Source material
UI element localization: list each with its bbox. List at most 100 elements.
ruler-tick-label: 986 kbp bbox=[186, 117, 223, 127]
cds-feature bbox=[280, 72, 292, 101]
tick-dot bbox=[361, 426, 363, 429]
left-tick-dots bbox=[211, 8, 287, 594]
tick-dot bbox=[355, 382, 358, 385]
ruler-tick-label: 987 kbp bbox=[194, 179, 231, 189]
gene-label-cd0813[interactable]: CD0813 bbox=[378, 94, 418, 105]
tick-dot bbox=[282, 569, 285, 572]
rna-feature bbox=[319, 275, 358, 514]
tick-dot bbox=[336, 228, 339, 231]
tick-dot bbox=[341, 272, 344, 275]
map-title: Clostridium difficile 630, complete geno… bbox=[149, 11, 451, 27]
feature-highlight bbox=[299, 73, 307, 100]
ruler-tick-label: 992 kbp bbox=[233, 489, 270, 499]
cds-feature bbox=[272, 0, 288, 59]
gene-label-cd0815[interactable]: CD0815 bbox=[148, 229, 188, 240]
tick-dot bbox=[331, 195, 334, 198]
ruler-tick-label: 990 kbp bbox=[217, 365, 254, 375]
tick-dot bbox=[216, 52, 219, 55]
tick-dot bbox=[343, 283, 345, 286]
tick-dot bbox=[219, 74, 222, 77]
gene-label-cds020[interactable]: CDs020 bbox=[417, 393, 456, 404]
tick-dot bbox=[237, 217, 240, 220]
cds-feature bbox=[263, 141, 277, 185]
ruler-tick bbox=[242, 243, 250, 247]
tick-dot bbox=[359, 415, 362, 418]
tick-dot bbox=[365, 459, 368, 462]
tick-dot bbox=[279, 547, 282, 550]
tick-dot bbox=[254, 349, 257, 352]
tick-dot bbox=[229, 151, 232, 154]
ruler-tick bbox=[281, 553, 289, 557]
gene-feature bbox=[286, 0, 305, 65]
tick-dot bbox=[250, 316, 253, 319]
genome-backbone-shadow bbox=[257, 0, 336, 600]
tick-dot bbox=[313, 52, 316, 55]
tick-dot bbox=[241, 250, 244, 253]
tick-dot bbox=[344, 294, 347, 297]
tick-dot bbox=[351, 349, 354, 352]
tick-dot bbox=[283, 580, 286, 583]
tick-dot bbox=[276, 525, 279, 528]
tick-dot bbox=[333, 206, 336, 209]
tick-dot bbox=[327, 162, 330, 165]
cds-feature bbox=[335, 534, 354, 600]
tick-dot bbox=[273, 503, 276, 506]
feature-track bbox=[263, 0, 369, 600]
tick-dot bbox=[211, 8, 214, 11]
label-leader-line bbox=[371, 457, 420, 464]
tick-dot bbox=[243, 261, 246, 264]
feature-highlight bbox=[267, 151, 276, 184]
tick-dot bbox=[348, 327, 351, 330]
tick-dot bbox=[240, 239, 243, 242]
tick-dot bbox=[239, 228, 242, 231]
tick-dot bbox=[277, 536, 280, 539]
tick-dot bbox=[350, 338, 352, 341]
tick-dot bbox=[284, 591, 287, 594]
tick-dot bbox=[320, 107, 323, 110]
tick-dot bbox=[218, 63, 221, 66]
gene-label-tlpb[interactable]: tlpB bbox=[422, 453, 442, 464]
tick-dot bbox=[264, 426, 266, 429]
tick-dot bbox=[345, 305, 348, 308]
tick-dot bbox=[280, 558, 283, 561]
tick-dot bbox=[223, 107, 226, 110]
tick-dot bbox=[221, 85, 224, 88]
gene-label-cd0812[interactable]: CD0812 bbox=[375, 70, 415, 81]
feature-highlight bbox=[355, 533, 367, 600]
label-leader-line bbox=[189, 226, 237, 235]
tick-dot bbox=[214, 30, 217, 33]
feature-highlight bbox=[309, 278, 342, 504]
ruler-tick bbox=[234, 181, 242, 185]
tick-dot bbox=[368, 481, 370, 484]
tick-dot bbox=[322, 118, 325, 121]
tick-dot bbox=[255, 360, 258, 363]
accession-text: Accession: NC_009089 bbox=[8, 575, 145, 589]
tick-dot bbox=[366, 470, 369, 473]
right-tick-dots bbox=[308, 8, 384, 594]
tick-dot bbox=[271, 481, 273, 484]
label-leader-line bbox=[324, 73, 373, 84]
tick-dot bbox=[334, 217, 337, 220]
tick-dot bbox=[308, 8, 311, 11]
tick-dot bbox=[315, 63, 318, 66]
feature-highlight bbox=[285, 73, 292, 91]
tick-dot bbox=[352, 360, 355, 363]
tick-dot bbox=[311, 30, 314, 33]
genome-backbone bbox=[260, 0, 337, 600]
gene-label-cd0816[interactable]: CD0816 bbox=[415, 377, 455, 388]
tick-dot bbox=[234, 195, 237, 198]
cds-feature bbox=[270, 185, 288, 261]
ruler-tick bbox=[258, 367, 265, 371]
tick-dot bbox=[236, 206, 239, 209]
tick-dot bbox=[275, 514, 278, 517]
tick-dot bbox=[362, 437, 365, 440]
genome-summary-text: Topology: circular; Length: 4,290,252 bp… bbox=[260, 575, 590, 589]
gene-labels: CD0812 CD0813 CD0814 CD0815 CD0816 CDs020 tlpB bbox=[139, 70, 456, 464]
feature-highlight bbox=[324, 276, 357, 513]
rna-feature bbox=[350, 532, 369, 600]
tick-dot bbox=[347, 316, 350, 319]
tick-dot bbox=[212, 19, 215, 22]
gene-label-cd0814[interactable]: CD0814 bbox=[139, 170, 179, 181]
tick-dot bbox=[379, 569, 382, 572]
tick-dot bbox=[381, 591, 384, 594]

What is needed
Extract every record and return it verbatim.

Solution
UI element localization: list each with its bbox. List at most 100 elements.
ruler-tick-label: 986 kbp bbox=[186, 117, 223, 127]
cds-feature bbox=[280, 72, 292, 101]
tick-dot bbox=[361, 426, 363, 429]
left-tick-dots bbox=[211, 8, 287, 594]
tick-dot bbox=[355, 382, 358, 385]
ruler-tick-label: 987 kbp bbox=[194, 179, 231, 189]
gene-label-cd0813[interactable]: CD0813 bbox=[378, 94, 418, 105]
tick-dot bbox=[282, 569, 285, 572]
rna-feature bbox=[319, 275, 358, 514]
tick-dot bbox=[336, 228, 339, 231]
tick-dot bbox=[341, 272, 344, 275]
map-title: Clostridium difficile 630, complete geno… bbox=[149, 11, 451, 27]
feature-highlight bbox=[299, 73, 307, 100]
ruler-tick-label: 992 kbp bbox=[233, 489, 270, 499]
cds-feature bbox=[272, 0, 288, 59]
gene-label-cd0815[interactable]: CD0815 bbox=[148, 229, 188, 240]
tick-dot bbox=[331, 195, 334, 198]
ruler-tick-label: 990 kbp bbox=[217, 365, 254, 375]
tick-dot bbox=[216, 52, 219, 55]
tick-dot bbox=[343, 283, 345, 286]
tick-dot bbox=[219, 74, 222, 77]
gene-label-cds020[interactable]: CDs020 bbox=[417, 393, 456, 404]
tick-dot bbox=[237, 217, 240, 220]
cds-feature bbox=[263, 141, 277, 185]
ruler-tick bbox=[242, 243, 250, 247]
tick-dot bbox=[359, 415, 362, 418]
tick-dot bbox=[365, 459, 368, 462]
tick-dot bbox=[279, 547, 282, 550]
tick-dot bbox=[254, 349, 257, 352]
tick-dot bbox=[229, 151, 232, 154]
ruler-tick bbox=[281, 553, 289, 557]
gene-feature bbox=[286, 0, 305, 65]
tick-dot bbox=[250, 316, 253, 319]
genome-backbone-shadow bbox=[257, 0, 336, 600]
tick-dot bbox=[313, 52, 316, 55]
tick-dot bbox=[241, 250, 244, 253]
tick-dot bbox=[344, 294, 347, 297]
tick-dot bbox=[351, 349, 354, 352]
tick-dot bbox=[283, 580, 286, 583]
tick-dot bbox=[276, 525, 279, 528]
tick-dot bbox=[333, 206, 336, 209]
tick-dot bbox=[327, 162, 330, 165]
cds-feature bbox=[335, 534, 354, 600]
tick-dot bbox=[273, 503, 276, 506]
feature-track bbox=[263, 0, 369, 600]
tick-dot bbox=[211, 8, 214, 11]
label-leader-line bbox=[371, 457, 420, 464]
tick-dot bbox=[243, 261, 246, 264]
feature-highlight bbox=[267, 151, 276, 184]
tick-dot bbox=[348, 327, 351, 330]
tick-dot bbox=[240, 239, 243, 242]
tick-dot bbox=[239, 228, 242, 231]
tick-dot bbox=[277, 536, 280, 539]
tick-dot bbox=[350, 338, 352, 341]
tick-dot bbox=[284, 591, 287, 594]
tick-dot bbox=[320, 107, 323, 110]
tick-dot bbox=[218, 63, 221, 66]
gene-label-tlpb[interactable]: tlpB bbox=[422, 453, 442, 464]
tick-dot bbox=[264, 426, 266, 429]
tick-dot bbox=[345, 305, 348, 308]
tick-dot bbox=[280, 558, 283, 561]
tick-dot bbox=[223, 107, 226, 110]
tick-dot bbox=[221, 85, 224, 88]
gene-label-cd0812[interactable]: CD0812 bbox=[375, 70, 415, 81]
feature-highlight bbox=[355, 533, 367, 600]
label-leader-line bbox=[189, 226, 237, 235]
tick-dot bbox=[214, 30, 217, 33]
feature-highlight bbox=[309, 278, 342, 504]
ruler-tick bbox=[234, 181, 242, 185]
tick-dot bbox=[368, 481, 370, 484]
tick-dot bbox=[322, 118, 325, 121]
tick-dot bbox=[255, 360, 258, 363]
accession-text: Accession: NC_009089 bbox=[8, 575, 145, 589]
tick-dot bbox=[366, 470, 369, 473]
right-tick-dots bbox=[308, 8, 384, 594]
tick-dot bbox=[271, 481, 273, 484]
label-leader-line bbox=[324, 73, 373, 84]
tick-dot bbox=[334, 217, 337, 220]
tick-dot bbox=[308, 8, 311, 11]
tick-dot bbox=[315, 63, 318, 66]
feature-highlight bbox=[285, 73, 292, 91]
tick-dot bbox=[352, 360, 355, 363]
tick-dot bbox=[311, 30, 314, 33]
genome-backbone bbox=[260, 0, 337, 600]
gene-label-cd0816[interactable]: CD0816 bbox=[415, 377, 455, 388]
tick-dot bbox=[234, 195, 237, 198]
cds-feature bbox=[270, 185, 288, 261]
ruler-tick bbox=[258, 367, 265, 371]
tick-dot bbox=[236, 206, 239, 209]
tick-dot bbox=[275, 514, 278, 517]
tick-dot bbox=[362, 437, 365, 440]
genome-summary-text: Topology: circular; Length: 4,290,252 bp… bbox=[260, 575, 590, 589]
gene-labels: CD0812 CD0813 CD0814 CD0815 CD0816 CDs020 tlpB bbox=[139, 70, 456, 464]
feature-highlight bbox=[324, 276, 357, 513]
rna-feature bbox=[350, 532, 369, 600]
tick-dot bbox=[347, 316, 350, 319]
tick-dot bbox=[212, 19, 215, 22]
gene-label-cd0814[interactable]: CD0814 bbox=[139, 170, 179, 181]
tick-dot bbox=[379, 569, 382, 572]
tick-dot bbox=[381, 591, 384, 594]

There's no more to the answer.